To do: Extract each line where the string "wʌnz" shows up.
====== Available data ======
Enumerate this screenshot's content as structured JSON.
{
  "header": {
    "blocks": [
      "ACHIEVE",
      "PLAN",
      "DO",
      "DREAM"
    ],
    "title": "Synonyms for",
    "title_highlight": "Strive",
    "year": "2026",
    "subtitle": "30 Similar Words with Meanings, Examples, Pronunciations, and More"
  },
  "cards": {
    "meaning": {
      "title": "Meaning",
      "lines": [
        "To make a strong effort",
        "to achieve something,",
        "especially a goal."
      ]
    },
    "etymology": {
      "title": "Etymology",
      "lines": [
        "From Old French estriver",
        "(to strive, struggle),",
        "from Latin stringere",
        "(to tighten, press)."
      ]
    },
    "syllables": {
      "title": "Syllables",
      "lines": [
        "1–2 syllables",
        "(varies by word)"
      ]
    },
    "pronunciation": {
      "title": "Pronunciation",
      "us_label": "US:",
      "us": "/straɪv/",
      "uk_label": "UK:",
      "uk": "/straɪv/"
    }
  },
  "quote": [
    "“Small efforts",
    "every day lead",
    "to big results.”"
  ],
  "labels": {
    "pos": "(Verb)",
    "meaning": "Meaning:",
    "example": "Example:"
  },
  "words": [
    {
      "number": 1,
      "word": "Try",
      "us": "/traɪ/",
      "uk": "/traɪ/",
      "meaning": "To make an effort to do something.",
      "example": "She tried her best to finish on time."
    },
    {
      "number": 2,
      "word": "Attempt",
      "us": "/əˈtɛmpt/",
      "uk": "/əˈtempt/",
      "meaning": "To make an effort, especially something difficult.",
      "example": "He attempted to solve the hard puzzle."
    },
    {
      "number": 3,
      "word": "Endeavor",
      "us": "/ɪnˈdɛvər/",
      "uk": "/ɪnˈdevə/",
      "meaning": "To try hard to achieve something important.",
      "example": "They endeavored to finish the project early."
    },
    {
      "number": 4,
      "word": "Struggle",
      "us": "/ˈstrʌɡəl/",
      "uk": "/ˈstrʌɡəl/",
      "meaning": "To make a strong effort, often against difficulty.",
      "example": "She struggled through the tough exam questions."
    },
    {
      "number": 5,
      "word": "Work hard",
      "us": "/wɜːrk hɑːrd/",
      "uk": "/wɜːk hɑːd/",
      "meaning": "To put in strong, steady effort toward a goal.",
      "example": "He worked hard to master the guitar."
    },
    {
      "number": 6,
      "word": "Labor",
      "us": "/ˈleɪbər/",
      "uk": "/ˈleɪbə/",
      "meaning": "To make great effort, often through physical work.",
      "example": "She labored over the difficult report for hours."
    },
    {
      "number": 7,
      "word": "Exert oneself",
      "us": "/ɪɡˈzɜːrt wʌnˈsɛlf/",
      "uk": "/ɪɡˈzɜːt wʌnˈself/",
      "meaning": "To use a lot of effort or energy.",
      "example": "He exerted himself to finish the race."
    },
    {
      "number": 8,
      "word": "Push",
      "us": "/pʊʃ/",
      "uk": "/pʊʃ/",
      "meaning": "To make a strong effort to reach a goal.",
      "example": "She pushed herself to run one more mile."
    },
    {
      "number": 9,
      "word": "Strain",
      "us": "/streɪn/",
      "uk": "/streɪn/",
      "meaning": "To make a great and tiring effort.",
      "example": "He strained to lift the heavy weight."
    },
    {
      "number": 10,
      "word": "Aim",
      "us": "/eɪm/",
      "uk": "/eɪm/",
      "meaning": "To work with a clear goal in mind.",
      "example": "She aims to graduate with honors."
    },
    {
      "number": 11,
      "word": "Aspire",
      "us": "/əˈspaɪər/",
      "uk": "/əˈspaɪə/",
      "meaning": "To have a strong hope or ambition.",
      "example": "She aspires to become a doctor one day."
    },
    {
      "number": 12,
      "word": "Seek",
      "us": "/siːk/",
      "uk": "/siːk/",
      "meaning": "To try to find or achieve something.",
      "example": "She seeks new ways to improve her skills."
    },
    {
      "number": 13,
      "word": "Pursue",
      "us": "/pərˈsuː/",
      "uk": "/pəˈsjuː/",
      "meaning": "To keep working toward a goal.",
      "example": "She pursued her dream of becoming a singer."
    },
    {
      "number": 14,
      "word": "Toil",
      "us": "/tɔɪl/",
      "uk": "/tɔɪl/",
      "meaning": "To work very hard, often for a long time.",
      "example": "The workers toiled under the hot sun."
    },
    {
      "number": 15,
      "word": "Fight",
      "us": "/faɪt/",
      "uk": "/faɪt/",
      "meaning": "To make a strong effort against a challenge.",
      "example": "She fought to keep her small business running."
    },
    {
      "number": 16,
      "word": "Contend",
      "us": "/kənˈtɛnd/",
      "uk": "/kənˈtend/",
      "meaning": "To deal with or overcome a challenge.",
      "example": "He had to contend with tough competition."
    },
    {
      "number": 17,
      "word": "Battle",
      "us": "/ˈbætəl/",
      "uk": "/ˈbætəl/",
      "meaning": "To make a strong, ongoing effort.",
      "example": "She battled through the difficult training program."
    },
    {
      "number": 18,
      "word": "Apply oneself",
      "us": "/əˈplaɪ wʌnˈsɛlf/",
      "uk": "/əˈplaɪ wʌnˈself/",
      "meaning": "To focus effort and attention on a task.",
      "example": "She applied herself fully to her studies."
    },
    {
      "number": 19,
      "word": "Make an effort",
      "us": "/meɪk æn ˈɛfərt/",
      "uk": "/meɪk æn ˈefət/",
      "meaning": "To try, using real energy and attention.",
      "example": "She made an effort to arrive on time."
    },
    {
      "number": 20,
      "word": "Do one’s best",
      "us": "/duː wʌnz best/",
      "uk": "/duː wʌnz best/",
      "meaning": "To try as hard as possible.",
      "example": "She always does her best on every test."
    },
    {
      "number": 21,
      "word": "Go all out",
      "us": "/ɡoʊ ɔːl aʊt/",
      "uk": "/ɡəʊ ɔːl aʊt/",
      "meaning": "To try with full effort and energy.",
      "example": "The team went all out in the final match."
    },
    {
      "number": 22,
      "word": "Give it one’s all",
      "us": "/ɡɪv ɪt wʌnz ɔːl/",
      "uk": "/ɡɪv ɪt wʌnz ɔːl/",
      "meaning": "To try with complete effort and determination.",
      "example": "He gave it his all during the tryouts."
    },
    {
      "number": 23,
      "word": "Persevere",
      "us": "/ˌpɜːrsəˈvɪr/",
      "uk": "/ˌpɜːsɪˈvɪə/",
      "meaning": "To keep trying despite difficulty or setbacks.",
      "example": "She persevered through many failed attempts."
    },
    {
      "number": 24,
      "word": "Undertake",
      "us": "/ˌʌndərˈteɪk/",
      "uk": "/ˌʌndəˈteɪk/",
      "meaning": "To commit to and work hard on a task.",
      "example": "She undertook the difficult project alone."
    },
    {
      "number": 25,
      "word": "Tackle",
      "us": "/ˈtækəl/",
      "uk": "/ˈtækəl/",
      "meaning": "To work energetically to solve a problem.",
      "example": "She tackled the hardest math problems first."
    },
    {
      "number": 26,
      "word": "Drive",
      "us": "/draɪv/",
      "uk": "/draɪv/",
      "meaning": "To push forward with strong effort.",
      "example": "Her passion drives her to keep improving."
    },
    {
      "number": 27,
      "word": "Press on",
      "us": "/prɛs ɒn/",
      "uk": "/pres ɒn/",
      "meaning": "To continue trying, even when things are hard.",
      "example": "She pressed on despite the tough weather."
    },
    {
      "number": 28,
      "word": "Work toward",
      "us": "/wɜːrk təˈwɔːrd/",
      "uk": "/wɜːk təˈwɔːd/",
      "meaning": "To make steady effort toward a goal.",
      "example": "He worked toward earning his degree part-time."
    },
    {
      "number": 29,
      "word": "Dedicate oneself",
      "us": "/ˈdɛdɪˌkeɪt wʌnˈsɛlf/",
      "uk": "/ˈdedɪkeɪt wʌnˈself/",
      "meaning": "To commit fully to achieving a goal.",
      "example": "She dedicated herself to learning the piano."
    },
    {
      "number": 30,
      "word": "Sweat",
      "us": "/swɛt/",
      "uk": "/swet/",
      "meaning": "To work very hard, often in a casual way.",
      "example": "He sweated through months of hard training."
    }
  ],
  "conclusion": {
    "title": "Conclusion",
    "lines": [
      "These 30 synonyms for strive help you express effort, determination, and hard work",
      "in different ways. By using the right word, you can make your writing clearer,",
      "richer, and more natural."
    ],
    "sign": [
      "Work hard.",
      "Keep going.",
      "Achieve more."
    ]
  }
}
======
In response:
      "us": "/duː wʌnz best/",
      "uk": "/duː wʌnz best/",
      "us": "/ɡɪv ɪt wʌnz ɔːl/",
      "uk": "/ɡɪv ɪt wʌnz ɔːl/",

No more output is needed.